GIVEN TASK> Edit the rows below so that every "morphology-code" becomes "morph-tag", with everything else kept the same. Omit the pictures from your answer.

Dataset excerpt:
.....
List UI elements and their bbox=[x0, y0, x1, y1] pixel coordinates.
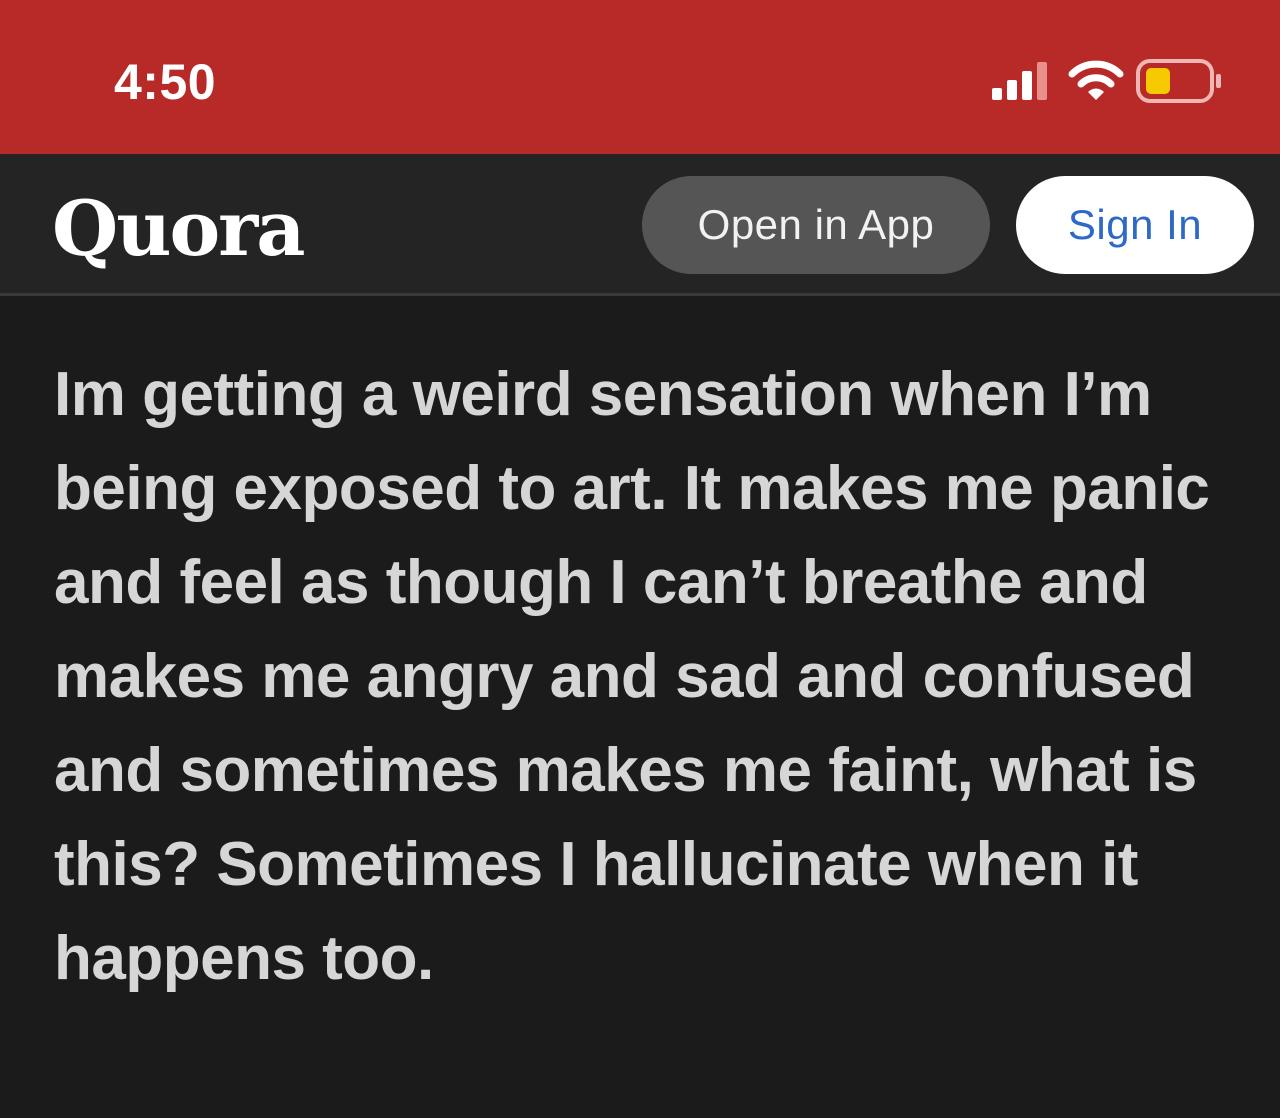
sign-in-button[interactable]: Sign In bbox=[1016, 176, 1254, 274]
question-content: Im getting a weird sensation when I’m be… bbox=[0, 296, 1280, 1118]
app-header: Quora Open in App Sign In bbox=[0, 154, 1280, 296]
battery-icon bbox=[1136, 59, 1221, 103]
question-title: Im getting a weird sensation when I’m be… bbox=[54, 360, 1210, 993]
wifi-icon bbox=[1068, 60, 1124, 100]
open-in-app-button[interactable]: Open in App bbox=[642, 176, 990, 274]
status-bar: 4:50 bbox=[0, 0, 1280, 154]
signal-icon bbox=[992, 62, 1047, 100]
status-time: 4:50 bbox=[114, 54, 217, 110]
quora-logo[interactable]: Quora bbox=[52, 184, 305, 274]
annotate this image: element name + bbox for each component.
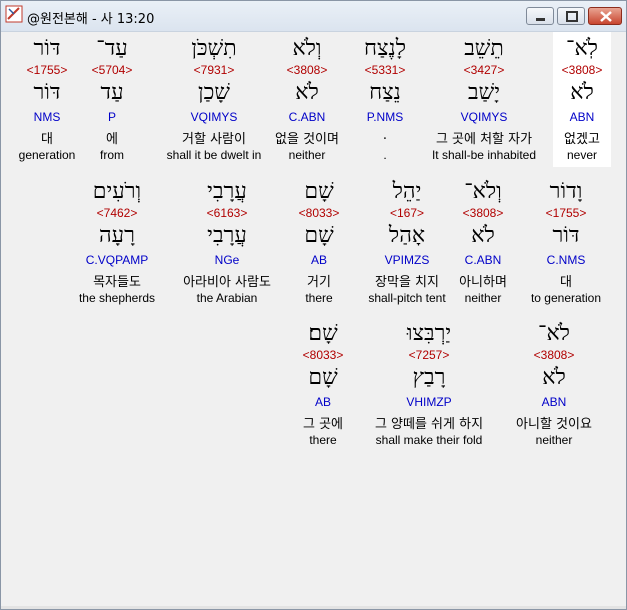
strong-number: <6163> xyxy=(206,206,248,220)
korean-gloss: 그 곳에 처할 자가 xyxy=(435,132,533,147)
morphology-code: ABN xyxy=(541,395,567,409)
english-gloss: It shall-be inhabited xyxy=(431,148,537,162)
hebrew-lemma: שָׁם xyxy=(308,365,338,390)
hebrew-lemma: דּוֹר xyxy=(33,80,61,105)
word-cell[interactable]: דּוֹר <1755> דּוֹר NMS 대 generation xyxy=(0,32,102,167)
word-cell[interactable]: עֲרָבִי <6163> עֲרָבִי NGe 아라비아 사람도 the Arabi… xyxy=(172,175,282,310)
korean-gloss: 아라비아 사람도 xyxy=(183,275,271,290)
word-cell[interactable]: לֹֽא־ <3808> לֹא ABN 없겠고 never xyxy=(527,32,627,167)
hebrew-word: וְרֹעִים xyxy=(92,179,142,204)
word-cell[interactable]: תִשְׁכֹּן <7931> שָׁכַן VQIMYS 거할 사람이 shall i… xyxy=(159,32,269,167)
morphology-code: ABN xyxy=(569,110,595,124)
strong-number: <3808> xyxy=(533,348,575,362)
app-window: @원전본해 - 사 13:20 לֹֽא־ <3808> לֹא ABN 없겠고 neve… xyxy=(0,0,627,610)
word-cell[interactable]: תֵשֵׁב <3427> יָשַׁב VQIMYS 그 곳에 처할 자가 It sha… xyxy=(429,32,539,167)
hebrew-lemma: רָבַץ xyxy=(412,365,446,390)
hebrew-lemma: לֹא xyxy=(542,365,566,390)
hebrew-lemma: לֹא xyxy=(570,80,594,105)
hebrew-lemma: שָׁכַן xyxy=(198,80,230,105)
maximize-button[interactable] xyxy=(557,7,585,25)
hebrew-word: עֲרָבִי xyxy=(207,179,247,204)
morphology-code: C.VQPAMP xyxy=(85,253,149,267)
hebrew-word: לֹֽא־ xyxy=(566,36,598,61)
morphology-code: AB xyxy=(314,395,331,409)
english-gloss: the Arabian xyxy=(196,291,258,305)
morphology-code: NGe xyxy=(214,253,240,267)
korean-gloss: 목자들도 xyxy=(93,275,141,290)
hebrew-lemma: רָעָה xyxy=(99,223,135,248)
korean-gloss: 아니할 것이요 xyxy=(516,417,592,432)
korean-gloss: 없겠고 xyxy=(564,132,600,147)
english-gloss: neither xyxy=(535,433,573,447)
strong-number: <1755> xyxy=(26,63,68,77)
english-gloss: generation xyxy=(18,148,76,162)
strong-number: <7931> xyxy=(193,63,235,77)
hebrew-word: דּוֹר xyxy=(33,36,61,61)
hebrew-word: לֹא־ xyxy=(538,321,570,346)
strong-number: <7462> xyxy=(96,206,138,220)
close-button[interactable] xyxy=(588,7,622,25)
hebrew-word: שָׁם׃ xyxy=(308,321,338,346)
strong-number: <3427> xyxy=(463,63,505,77)
word-cell[interactable]: יַרְבִּצוּ <7257> רָבַץ VHIMZP 그 양떼를 쉬게 하지 sh… xyxy=(374,317,484,452)
morphology-code: VQIMYS xyxy=(190,110,238,124)
korean-gloss: 거할 사람이 xyxy=(182,132,246,147)
hebrew-word: תֵשֵׁב xyxy=(464,36,504,61)
english-gloss: the shepherds xyxy=(78,291,156,305)
morphology-code: VHIMZP xyxy=(406,395,452,409)
korean-gloss: 그 곳에 xyxy=(302,417,343,432)
window-title: @원전본해 - 사 13:20 xyxy=(27,12,155,27)
strong-number: <3808> xyxy=(561,63,603,77)
english-gloss: there xyxy=(309,433,337,447)
minimize-button[interactable] xyxy=(526,7,554,25)
strong-number: <7257> xyxy=(408,348,450,362)
korean-gloss: 대 xyxy=(41,132,53,147)
english-gloss: never xyxy=(566,148,598,162)
strong-number: <8033> xyxy=(302,348,344,362)
hebrew-word: תִשְׁכֹּן xyxy=(191,36,237,61)
korean-gloss: 그 양떼를 쉬게 하지 xyxy=(374,417,484,432)
word-cell[interactable]: שָׁם׃ <8033> שָׁם AB 그 곳에 there xyxy=(268,317,378,452)
morphology-code: VQIMYS xyxy=(460,110,508,124)
english-gloss: shall make their fold xyxy=(375,433,483,447)
word-cell[interactable]: לֹא־ <3808> לֹא ABN 아니할 것이요 neither xyxy=(499,317,609,452)
app-logo-icon xyxy=(5,5,23,23)
morphology-code: NMS xyxy=(33,110,61,124)
hebrew-lemma: עֲרָבִי xyxy=(207,223,247,248)
title-bar[interactable]: @원전본해 - 사 13:20 xyxy=(1,1,626,32)
window-bottom-edge xyxy=(1,606,626,609)
hebrew-lemma: יָשַׁב xyxy=(468,80,500,105)
english-gloss: shall it be dwelt in xyxy=(166,148,262,162)
word-cell[interactable]: וְרֹעִים <7462> רָעָה C.VQPAMP 목자들도 the sheph… xyxy=(62,175,172,310)
interlinear-view: לֹֽא־ <3808> לֹא ABN 없겠고 never תֵשֵׁב <3427> יָש… xyxy=(2,32,625,607)
hebrew-word: יַרְבִּצוּ xyxy=(406,321,452,346)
.....
FINISHED TASK>
List UI elements and their bbox=[x0, y0, x1, y1] pixel coordinates.
sign-in-button[interactable]: Sign In bbox=[1016, 176, 1254, 274]
question-content: Im getting a weird sensation when I’m be… bbox=[0, 296, 1280, 1118]
app-header: Quora Open in App Sign In bbox=[0, 154, 1280, 296]
battery-icon bbox=[1136, 59, 1221, 103]
question-title: Im getting a weird sensation when I’m be… bbox=[54, 360, 1210, 993]
wifi-icon bbox=[1068, 60, 1124, 100]
open-in-app-button[interactable]: Open in App bbox=[642, 176, 990, 274]
status-bar: 4:50 bbox=[0, 0, 1280, 154]
signal-icon bbox=[992, 62, 1047, 100]
status-time: 4:50 bbox=[114, 54, 217, 110]
quora-logo[interactable]: Quora bbox=[52, 184, 305, 274]
annotate this image: element name + bbox for each component.
strong-number: <6163> xyxy=(206,206,248,220)
korean-gloss: 그 곳에 처할 자가 xyxy=(435,132,533,147)
morph-tag: ABN xyxy=(541,395,567,409)
english-gloss: It shall-be inhabited xyxy=(431,148,537,162)
hebrew-lemma: שָׁם xyxy=(308,365,338,390)
hebrew-lemma: דּוֹר xyxy=(33,80,61,105)
word-cell[interactable]: דּוֹר <1755> דּוֹר NMS 대 generation xyxy=(0,32,102,167)
word-cell[interactable]: עֲרָבִי <6163> עֲרָבִי NGe 아라비아 사람도 the Arabi… xyxy=(172,175,282,310)
korean-gloss: 아라비아 사람도 xyxy=(183,275,271,290)
word-cell[interactable]: לֹֽא־ <3808> לֹא ABN 없겠고 never xyxy=(527,32,627,167)
hebrew-word: וְרֹעִים xyxy=(92,179,142,204)
word-cell[interactable]: תִשְׁכֹּן <7931> שָׁכַן VQIMYS 거할 사람이 shall i… xyxy=(159,32,269,167)
morph-tag: ABN xyxy=(569,110,595,124)
strong-number: <3808> xyxy=(533,348,575,362)
app-window: @원전본해 - 사 13:20 לֹֽא־ <3808> לֹא ABN 없겠고 neve… xyxy=(0,0,627,610)
word-cell[interactable]: תֵשֵׁב <3427> יָשַׁב VQIMYS 그 곳에 처할 자가 It sha… xyxy=(429,32,539,167)
hebrew-lemma: רָבַץ xyxy=(412,365,446,390)
hebrew-lemma: לֹא xyxy=(542,365,566,390)
hebrew-lemma: לֹא xyxy=(570,80,594,105)
hebrew-lemma: שָׁכַן xyxy=(198,80,230,105)
maximize-button[interactable] xyxy=(557,7,585,25)
hebrew-word: עֲרָבִי xyxy=(207,179,247,204)
morph-tag: C.VQPAMP xyxy=(85,253,149,267)
hebrew-word: לֹֽא־ xyxy=(566,36,598,61)
morph-tag: AB xyxy=(314,395,331,409)
english-gloss: the Arabian xyxy=(196,291,258,305)
morph-tag: NGe xyxy=(214,253,240,267)
korean-gloss: 목자들도 xyxy=(93,275,141,290)
hebrew-lemma: רָעָה xyxy=(99,223,135,248)
korean-gloss: 아니할 것이요 xyxy=(516,417,592,432)
korean-gloss: 없겠고 xyxy=(564,132,600,147)
english-gloss: neither xyxy=(535,433,573,447)
strong-number: <1755> xyxy=(26,63,68,77)
english-gloss: generation xyxy=(18,148,76,162)
strong-number: <7931> xyxy=(193,63,235,77)
hebrew-word: דּוֹר xyxy=(33,36,61,61)
hebrew-word: לֹא־ xyxy=(538,321,570,346)
strong-number: <7462> xyxy=(96,206,138,220)
close-button[interactable] xyxy=(588,7,622,25)
hebrew-word: שָׁם׃ xyxy=(308,321,338,346)
strong-number: <3427> xyxy=(463,63,505,77)
word-cell[interactable]: יַרְבִּצוּ <7257> רָבַץ VHIMZP 그 양떼를 쉬게 하지 sh… xyxy=(374,317,484,452)
morph-tag: VQIMYS xyxy=(190,110,238,124)
korean-gloss: 거할 사람이 xyxy=(182,132,246,147)
hebrew-word: תֵשֵׁב xyxy=(464,36,504,61)
english-gloss: the shepherds xyxy=(78,291,156,305)
morph-tag: VHIMZP xyxy=(406,395,452,409)
korean-gloss: 그 곳에 xyxy=(302,417,343,432)
window-title: @원전본해 - 사 13:20 xyxy=(27,12,155,27)
strong-number: <3808> xyxy=(561,63,603,77)
english-gloss: there xyxy=(309,433,337,447)
minimize-button[interactable] xyxy=(526,7,554,25)
strong-number: <7257> xyxy=(408,348,450,362)
korean-gloss: 대 xyxy=(41,132,53,147)
english-gloss: never xyxy=(566,148,598,162)
strong-number: <8033> xyxy=(302,348,344,362)
hebrew-word: תִשְׁכֹּן xyxy=(191,36,237,61)
korean-gloss: 그 양떼를 쉬게 하지 xyxy=(374,417,484,432)
word-cell[interactable]: שָׁם׃ <8033> שָׁם AB 그 곳에 there xyxy=(268,317,378,452)
morph-tag: VQIMYS xyxy=(460,110,508,124)
english-gloss: shall make their fold xyxy=(375,433,483,447)
word-cell[interactable]: לֹא־ <3808> לֹא ABN 아니할 것이요 neither xyxy=(499,317,609,452)
app-logo-icon xyxy=(5,5,23,23)
morph-tag: NMS xyxy=(33,110,61,124)
hebrew-lemma: עֲרָבִי xyxy=(207,223,247,248)
title-bar[interactable]: @원전본해 - 사 13:20 xyxy=(1,1,626,32)
window-bottom-edge xyxy=(1,606,626,609)
hebrew-lemma: יָשַׁב xyxy=(468,80,500,105)
english-gloss: shall it be dwelt in xyxy=(166,148,262,162)
word-cell[interactable]: וְרֹעִים <7462> רָעָה C.VQPAMP 목자들도 the sheph… xyxy=(62,175,172,310)
interlinear-view: לֹֽא־ <3808> לֹא ABN 없겠고 never תֵשֵׁב <3427> יָש… xyxy=(2,32,625,607)
hebrew-word: יַרְבִּצוּ xyxy=(406,321,452,346)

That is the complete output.